▶ _Task to carry out_: From the records, pick out and copy each line containing "provider".

▶ _Excerpted data_:
++++++++++

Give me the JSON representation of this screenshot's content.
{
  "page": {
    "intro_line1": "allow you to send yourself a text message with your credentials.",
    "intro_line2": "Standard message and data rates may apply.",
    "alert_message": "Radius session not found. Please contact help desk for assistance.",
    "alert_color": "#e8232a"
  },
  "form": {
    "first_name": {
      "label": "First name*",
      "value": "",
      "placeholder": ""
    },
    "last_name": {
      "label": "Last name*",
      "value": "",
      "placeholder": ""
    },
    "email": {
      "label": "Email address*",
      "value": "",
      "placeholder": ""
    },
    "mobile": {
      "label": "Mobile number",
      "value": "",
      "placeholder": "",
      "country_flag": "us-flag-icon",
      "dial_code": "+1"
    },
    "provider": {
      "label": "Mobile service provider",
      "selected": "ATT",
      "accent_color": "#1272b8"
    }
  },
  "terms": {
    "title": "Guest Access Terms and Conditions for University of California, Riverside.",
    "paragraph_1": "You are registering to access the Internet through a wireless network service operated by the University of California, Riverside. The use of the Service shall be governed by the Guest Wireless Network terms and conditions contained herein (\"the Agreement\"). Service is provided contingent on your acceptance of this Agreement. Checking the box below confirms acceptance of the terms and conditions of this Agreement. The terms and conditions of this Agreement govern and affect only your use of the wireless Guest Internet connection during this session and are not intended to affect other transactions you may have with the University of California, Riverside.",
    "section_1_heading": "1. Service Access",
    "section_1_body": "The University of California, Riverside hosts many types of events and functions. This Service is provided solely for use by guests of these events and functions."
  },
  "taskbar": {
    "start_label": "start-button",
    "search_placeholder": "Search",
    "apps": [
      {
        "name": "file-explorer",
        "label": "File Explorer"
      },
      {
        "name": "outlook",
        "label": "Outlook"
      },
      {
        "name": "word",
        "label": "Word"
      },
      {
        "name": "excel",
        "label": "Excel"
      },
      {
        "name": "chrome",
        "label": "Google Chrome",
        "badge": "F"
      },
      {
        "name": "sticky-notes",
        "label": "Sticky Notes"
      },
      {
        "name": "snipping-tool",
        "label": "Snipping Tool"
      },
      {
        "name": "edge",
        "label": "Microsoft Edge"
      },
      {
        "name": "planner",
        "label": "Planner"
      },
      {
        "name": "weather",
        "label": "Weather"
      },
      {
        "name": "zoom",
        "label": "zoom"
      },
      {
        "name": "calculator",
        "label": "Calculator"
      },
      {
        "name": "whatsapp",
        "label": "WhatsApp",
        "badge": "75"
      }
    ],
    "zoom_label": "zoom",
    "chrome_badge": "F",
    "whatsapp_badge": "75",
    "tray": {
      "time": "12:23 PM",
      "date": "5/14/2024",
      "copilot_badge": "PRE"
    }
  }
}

++++++++++

▶ _Task solution_:
    "provider": {
      "label": "Mobile service provider",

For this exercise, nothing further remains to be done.